■ **What is being asked**: Where a line in the listing contains the string "Josef", copy that line out.

■ **Records provided**:
##############################

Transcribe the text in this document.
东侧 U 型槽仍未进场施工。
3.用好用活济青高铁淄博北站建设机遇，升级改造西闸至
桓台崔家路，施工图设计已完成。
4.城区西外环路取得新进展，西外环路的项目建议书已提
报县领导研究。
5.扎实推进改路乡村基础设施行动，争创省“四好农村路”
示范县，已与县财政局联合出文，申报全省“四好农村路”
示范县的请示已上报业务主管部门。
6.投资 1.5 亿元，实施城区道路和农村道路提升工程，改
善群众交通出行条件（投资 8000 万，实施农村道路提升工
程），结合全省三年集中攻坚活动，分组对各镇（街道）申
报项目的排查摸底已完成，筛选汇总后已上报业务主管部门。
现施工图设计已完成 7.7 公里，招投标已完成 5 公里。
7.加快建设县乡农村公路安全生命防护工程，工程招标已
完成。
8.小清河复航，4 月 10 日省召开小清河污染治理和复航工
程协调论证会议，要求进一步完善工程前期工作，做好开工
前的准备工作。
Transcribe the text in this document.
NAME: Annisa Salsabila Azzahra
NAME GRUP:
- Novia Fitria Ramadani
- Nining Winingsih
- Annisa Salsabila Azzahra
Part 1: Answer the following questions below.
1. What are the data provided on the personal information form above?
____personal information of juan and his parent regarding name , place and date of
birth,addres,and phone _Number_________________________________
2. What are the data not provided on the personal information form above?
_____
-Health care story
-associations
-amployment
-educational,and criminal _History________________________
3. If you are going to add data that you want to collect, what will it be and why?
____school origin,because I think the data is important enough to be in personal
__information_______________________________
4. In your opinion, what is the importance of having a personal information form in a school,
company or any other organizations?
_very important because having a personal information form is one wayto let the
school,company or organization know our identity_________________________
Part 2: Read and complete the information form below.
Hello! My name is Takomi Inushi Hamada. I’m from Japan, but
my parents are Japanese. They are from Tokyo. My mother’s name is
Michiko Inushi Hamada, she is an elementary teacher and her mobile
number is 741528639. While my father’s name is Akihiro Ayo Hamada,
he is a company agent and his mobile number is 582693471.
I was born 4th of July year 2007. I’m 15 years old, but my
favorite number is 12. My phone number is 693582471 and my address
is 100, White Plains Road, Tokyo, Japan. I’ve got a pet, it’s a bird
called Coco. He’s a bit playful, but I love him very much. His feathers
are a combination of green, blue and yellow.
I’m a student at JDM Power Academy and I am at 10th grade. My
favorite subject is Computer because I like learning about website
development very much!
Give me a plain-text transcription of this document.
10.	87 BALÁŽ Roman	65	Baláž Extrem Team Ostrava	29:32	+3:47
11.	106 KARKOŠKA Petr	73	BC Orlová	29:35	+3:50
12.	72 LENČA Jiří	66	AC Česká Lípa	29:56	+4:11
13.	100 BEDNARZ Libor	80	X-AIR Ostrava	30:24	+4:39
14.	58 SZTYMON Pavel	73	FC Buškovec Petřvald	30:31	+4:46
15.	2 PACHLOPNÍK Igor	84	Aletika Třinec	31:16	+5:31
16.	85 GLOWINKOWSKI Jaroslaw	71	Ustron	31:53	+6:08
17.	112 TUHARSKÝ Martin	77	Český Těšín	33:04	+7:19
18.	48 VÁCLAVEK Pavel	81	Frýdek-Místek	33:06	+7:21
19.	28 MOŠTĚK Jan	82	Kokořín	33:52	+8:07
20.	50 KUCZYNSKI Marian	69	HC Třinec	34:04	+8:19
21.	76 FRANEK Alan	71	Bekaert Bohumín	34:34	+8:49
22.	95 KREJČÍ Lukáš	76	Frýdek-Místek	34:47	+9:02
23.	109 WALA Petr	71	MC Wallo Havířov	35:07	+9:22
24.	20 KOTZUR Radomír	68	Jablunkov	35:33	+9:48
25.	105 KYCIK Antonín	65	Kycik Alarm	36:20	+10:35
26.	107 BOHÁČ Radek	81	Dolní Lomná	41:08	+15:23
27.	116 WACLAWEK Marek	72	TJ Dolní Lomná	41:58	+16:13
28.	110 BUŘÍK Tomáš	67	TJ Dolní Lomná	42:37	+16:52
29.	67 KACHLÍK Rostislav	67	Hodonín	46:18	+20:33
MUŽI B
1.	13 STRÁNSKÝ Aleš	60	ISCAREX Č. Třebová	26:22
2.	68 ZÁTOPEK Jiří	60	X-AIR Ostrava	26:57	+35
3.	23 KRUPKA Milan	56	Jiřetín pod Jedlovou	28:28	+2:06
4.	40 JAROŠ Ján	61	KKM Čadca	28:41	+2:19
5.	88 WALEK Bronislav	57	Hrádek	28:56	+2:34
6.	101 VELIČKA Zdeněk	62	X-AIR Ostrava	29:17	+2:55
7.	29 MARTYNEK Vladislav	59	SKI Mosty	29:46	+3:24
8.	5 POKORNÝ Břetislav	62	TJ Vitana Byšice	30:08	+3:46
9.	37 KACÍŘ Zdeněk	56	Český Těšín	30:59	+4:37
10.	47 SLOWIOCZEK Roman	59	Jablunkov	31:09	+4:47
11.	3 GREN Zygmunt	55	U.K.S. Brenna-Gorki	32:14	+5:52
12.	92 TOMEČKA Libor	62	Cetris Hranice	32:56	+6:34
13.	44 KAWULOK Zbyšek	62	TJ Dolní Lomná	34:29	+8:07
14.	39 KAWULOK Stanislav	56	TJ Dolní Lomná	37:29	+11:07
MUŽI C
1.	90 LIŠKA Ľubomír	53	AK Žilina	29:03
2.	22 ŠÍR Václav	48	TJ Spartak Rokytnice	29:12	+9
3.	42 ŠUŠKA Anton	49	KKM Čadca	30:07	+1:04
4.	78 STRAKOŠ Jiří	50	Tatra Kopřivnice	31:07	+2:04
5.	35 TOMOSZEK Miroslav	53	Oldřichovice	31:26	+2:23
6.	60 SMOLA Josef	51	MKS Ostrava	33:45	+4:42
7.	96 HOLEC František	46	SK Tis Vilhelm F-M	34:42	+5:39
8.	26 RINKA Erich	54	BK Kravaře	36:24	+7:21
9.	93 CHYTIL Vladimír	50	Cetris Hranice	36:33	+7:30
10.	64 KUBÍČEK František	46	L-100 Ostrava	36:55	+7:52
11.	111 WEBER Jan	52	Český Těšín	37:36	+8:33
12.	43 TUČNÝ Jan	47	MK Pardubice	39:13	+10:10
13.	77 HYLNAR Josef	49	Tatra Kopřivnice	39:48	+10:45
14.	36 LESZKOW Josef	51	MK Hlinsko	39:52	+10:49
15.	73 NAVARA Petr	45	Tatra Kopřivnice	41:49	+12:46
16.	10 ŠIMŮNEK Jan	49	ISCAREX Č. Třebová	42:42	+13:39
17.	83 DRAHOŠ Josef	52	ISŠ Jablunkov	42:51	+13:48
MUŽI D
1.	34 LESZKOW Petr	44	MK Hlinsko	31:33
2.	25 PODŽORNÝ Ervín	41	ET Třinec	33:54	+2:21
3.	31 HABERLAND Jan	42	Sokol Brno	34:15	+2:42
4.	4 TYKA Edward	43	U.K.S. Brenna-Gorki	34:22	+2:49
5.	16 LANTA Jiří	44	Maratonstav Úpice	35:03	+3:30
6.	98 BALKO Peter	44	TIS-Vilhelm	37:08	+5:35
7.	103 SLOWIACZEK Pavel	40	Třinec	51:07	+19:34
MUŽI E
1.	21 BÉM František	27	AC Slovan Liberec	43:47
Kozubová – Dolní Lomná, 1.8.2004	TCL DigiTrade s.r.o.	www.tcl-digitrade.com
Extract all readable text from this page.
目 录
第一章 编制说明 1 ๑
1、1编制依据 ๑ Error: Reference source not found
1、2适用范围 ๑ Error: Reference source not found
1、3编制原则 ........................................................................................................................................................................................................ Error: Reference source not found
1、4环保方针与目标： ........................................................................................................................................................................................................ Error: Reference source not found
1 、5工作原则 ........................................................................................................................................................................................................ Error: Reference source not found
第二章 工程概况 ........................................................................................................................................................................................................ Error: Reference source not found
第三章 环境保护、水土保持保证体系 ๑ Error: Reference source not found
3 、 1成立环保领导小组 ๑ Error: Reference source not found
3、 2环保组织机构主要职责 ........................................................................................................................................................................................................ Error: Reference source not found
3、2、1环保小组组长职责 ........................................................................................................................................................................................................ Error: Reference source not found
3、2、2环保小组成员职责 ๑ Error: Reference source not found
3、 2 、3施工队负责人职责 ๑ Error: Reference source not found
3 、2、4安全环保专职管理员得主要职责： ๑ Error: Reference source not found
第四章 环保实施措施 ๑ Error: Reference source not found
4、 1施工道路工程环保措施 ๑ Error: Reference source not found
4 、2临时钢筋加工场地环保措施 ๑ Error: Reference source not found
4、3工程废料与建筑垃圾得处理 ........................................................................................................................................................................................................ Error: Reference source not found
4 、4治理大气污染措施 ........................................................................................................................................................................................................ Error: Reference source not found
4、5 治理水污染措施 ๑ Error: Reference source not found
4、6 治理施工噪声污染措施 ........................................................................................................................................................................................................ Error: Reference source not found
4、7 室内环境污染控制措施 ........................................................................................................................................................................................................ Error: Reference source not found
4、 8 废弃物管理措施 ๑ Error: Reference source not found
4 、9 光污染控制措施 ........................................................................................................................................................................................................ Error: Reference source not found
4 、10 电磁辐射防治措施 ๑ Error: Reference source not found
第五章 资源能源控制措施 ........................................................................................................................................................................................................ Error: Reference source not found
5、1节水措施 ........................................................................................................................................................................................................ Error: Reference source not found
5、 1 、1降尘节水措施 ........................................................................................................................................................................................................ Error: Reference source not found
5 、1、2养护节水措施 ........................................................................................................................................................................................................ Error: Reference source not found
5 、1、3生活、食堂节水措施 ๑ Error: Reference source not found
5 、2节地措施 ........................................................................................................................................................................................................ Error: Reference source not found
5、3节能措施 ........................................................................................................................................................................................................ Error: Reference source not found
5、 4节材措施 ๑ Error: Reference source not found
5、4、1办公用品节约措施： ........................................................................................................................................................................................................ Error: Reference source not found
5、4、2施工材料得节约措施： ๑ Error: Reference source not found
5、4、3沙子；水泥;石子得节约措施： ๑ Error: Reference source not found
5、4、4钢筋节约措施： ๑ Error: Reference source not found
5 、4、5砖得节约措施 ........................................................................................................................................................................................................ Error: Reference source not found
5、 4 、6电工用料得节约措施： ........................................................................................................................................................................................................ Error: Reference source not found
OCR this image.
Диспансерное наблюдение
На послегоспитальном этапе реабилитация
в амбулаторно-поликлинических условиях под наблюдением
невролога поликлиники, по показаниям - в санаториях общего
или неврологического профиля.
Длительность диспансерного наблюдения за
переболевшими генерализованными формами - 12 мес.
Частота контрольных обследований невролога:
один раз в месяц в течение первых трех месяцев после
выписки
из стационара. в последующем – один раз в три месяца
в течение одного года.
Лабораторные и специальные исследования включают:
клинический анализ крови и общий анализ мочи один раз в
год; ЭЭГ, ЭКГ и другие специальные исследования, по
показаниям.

##############################

■ **Full answer**:
6.	60 SMOLA Josef	51	MKS Ostrava	33:45	+4:42
13.	77 HYLNAR Josef	49	Tatra Kopřivnice	39:48	+10:45
14.	36 LESZKOW Josef	51	MK Hlinsko	39:52	+10:49
17.	83 DRAHOŠ Josef	52	ISŠ Jablunkov	42:51	+13:48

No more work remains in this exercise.